Text shown:
****************************************

Many years ago, when I was working in the entertainment industry, I was on a conference call with three or four colleagues, including, let’s call her, Colleague M.
Colleague M and I had been in an IRL meeting (In Real Life — remember them?) about a week prior to the call, where we made a decision about a particular project.
On the conference call the following week, I said that Colleague M and I had met earlier and had decided together to do X, but then, to my shock and surprise, Colleague M said that she didn’t know what I was talking about, and no meeting had happened. I couldn’t believe my ears, and I said something like, “M — don’t you remember we spoke on Wednesday morning about this?” I got nowhere — she was adamant that the meeting had never occurred. I bumped into M on many occasions in the ensuing years, but M continued to act as if everything was just fine, and she was very friendly.
This interaction haunted me for years until people around me started using the term “gaslighting”. Here’s how Urban Dictionary describes gaslighting:
(Gaslighting is) “a form of intimidation or psychological abuse…where false information is presented to the victim, making them doubt their own memory, perception, and quite often, their sanity. The classic example of gaslighting is to switch something around on someone that you know they're sure to notice, but then deny knowing anything about it, and to explain that they "must be imagining things" when they challenge these changes.”
Wow. I felt relieved that there was a name for what had happened to me, and that this was “a thing”. And this “thing” — gaslighting — is being used, often overtly, by marketers and, it seems, by fundraisers.
An example came in the mail just a few weeks ago. I received a bill marked “renewal notice” from an NPO (charity) that I had given a small amount to several years ago. (I didn’t even remember giving anything to them until I looked it up.) It was to support some specific time-sensitive project of the NPO. I had never received one of these “bills” before, and this one looked just like other “real” bills that I got for car payments, electric bills, etc. It asked me to pay my “regular donation” of $515 or to increase that amount (there were checkboxes) to $765 or $1014, or higher. Why the odd amounts? Evidently, I had given $500 in that solicitation years before, and the $15 was the service charge to cover my method of payment.

****************************************

Parts of the exercise:
1 – Quote the passage of the gaslighting post above word for word. Begin at the words "Many years ago, when" and stop after "a particular project.".
2 – Using the gaslighting post above, mark each statement yes or no and quote the words that decide it.
(a) The in-person meeting with Colleague M took place about a week before the conference call.
(b) The writer had received renewal notices like this one from the charity before.
(c) The bill asked the writer to pay a regular donation of $500.
3 – According to the gaslighting post above, why did the charity's bill ask for $515? Answer in one to three sentences.

****************************************

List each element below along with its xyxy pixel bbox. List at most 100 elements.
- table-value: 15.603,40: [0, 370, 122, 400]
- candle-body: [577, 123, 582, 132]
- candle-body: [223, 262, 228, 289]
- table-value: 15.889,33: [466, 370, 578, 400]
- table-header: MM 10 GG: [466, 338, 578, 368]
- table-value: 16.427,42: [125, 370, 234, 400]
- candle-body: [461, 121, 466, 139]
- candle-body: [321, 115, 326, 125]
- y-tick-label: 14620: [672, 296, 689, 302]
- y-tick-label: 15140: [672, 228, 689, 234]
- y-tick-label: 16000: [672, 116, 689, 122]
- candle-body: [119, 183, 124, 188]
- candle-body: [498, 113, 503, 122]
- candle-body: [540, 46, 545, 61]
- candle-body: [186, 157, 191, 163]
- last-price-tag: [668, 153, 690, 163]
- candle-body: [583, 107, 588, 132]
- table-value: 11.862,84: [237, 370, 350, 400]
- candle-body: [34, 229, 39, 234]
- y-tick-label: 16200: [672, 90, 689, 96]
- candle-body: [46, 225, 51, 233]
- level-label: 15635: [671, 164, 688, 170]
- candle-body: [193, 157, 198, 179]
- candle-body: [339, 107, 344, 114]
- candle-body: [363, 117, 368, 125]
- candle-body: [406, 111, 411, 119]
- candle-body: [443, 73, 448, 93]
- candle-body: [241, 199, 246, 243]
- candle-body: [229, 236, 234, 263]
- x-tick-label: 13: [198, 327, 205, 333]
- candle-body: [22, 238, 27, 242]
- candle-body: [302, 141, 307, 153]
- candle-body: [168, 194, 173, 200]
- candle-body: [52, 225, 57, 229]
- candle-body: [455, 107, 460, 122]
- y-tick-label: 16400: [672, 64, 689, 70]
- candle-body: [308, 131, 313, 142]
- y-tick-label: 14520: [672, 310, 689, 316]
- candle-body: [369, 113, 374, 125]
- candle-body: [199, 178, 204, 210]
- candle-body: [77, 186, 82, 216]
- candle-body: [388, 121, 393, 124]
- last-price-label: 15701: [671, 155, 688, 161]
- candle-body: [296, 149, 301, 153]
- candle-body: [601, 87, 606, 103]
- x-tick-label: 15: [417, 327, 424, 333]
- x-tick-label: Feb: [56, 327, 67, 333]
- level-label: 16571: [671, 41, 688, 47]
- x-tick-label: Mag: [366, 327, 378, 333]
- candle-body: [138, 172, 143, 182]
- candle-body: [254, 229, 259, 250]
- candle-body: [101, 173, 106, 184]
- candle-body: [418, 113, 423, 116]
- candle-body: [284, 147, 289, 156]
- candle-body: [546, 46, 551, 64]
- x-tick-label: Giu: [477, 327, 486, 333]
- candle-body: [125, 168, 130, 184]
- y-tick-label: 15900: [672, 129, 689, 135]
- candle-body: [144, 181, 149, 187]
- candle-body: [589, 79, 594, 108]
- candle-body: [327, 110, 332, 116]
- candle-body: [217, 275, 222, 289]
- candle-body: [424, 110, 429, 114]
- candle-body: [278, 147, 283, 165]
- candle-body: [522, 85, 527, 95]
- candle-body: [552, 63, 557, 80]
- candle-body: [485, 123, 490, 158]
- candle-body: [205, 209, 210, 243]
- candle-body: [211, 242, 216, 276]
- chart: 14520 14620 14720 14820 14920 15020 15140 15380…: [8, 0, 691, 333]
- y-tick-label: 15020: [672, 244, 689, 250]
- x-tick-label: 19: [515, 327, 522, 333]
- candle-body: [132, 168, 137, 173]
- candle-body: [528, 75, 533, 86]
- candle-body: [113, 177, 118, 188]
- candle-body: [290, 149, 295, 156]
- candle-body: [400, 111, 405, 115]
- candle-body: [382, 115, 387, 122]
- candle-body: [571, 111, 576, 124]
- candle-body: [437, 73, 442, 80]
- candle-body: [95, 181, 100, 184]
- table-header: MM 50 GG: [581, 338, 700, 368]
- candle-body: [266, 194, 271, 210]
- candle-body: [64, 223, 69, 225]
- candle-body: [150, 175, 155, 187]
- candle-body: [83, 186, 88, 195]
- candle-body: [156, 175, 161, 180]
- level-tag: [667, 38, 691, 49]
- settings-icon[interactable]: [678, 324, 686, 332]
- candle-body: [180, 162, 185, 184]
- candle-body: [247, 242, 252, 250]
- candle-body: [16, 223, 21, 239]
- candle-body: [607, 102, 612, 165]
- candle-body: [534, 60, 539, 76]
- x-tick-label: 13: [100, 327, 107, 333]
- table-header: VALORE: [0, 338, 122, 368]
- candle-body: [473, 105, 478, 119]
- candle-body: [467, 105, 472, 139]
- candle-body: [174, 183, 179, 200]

****************************************

Written answers:
1 –
Many years ago, when I was working in the entertainment industry, I was on a conference call with three or four colleagues, including, let’s call her, Colleague M.
Colleague M and I had been in an IRL meeting (In Real Life — remember them?) about a week prior to the call, where we made a decision about a particular project.

2 –
(a) Yes: "about a week prior to the call"
(b) No: "I had never received one of these “bills” before"
(c) No: "It asked me to pay my “regular donation” of $515"

3 – The writer had given $500 in that solicitation years before. The extra $15 was the service charge covering the writer's method of payment.